## WRITTEN INSTRUCTION:
Find the lines with the string "ocynkowane" and return them.

═════ GIVEN RECORDS ═════

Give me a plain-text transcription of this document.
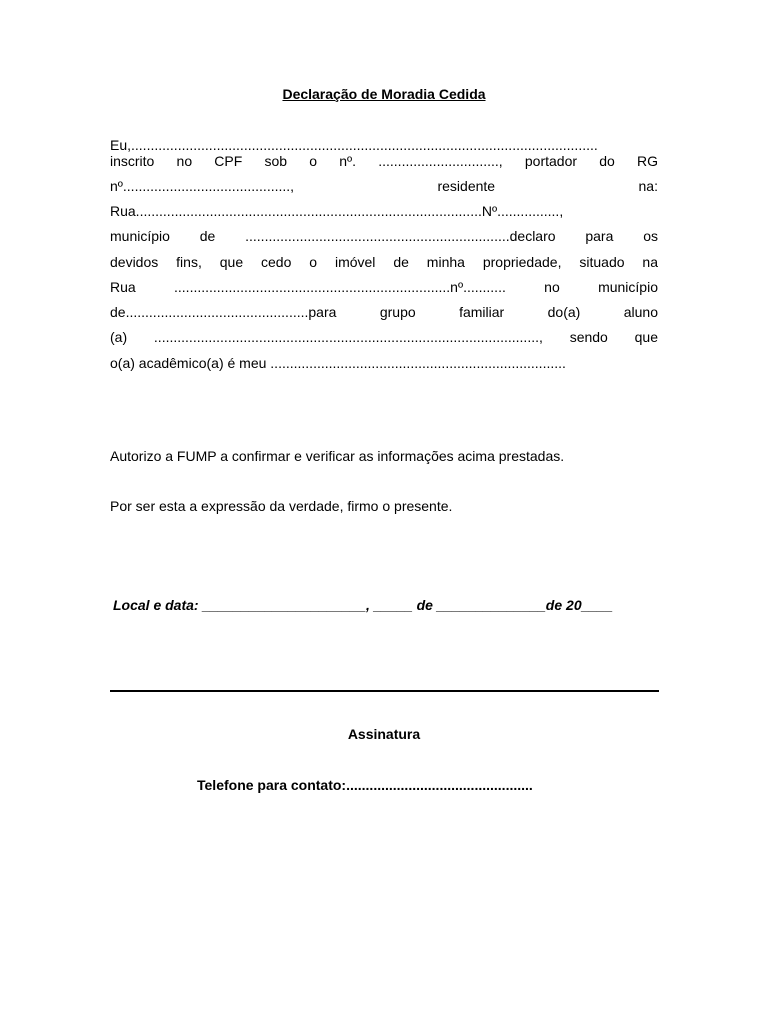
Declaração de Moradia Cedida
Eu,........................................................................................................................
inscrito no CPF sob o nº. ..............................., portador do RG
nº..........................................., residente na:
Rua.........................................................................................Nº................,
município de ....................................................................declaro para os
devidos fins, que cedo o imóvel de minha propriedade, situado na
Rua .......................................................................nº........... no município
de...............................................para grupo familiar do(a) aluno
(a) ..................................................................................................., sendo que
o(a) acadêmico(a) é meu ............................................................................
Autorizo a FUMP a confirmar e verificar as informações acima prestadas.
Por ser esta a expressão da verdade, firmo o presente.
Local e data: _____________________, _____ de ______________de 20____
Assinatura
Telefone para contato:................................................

═════
═════ GIVEN RECORDS ═════

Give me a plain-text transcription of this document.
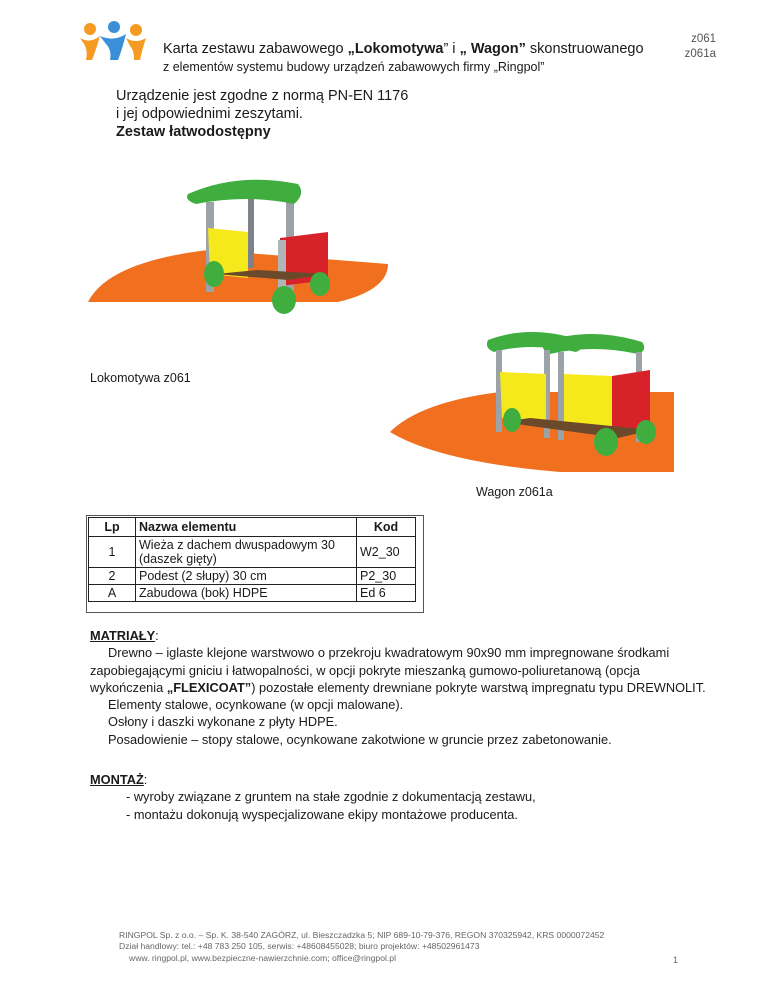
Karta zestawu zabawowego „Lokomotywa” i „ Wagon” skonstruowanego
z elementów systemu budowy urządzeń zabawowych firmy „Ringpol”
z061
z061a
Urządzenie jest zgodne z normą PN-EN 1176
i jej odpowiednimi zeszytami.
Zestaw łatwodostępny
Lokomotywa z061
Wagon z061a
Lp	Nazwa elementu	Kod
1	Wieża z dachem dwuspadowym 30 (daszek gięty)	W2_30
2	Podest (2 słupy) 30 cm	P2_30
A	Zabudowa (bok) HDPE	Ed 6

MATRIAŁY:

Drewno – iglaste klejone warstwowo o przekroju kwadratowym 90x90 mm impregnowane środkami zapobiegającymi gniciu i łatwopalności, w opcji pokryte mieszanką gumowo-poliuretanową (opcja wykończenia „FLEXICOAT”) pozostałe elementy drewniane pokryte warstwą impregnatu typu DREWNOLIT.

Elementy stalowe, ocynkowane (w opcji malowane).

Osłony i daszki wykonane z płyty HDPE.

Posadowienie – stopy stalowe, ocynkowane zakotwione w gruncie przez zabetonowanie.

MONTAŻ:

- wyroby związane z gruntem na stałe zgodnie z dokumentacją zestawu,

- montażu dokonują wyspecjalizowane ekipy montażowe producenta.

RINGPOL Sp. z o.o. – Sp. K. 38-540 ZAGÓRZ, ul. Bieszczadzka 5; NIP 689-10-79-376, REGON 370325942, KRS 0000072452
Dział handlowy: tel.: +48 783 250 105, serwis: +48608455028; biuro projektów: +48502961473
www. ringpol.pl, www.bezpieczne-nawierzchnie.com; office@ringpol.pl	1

═════

## TASK RESULT:
Elementy stalowe, ocynkowane (w opcji malowane).
Posadowienie – stopy stalowe, ocynkowane zakotwione w gruncie przez zabetonowanie.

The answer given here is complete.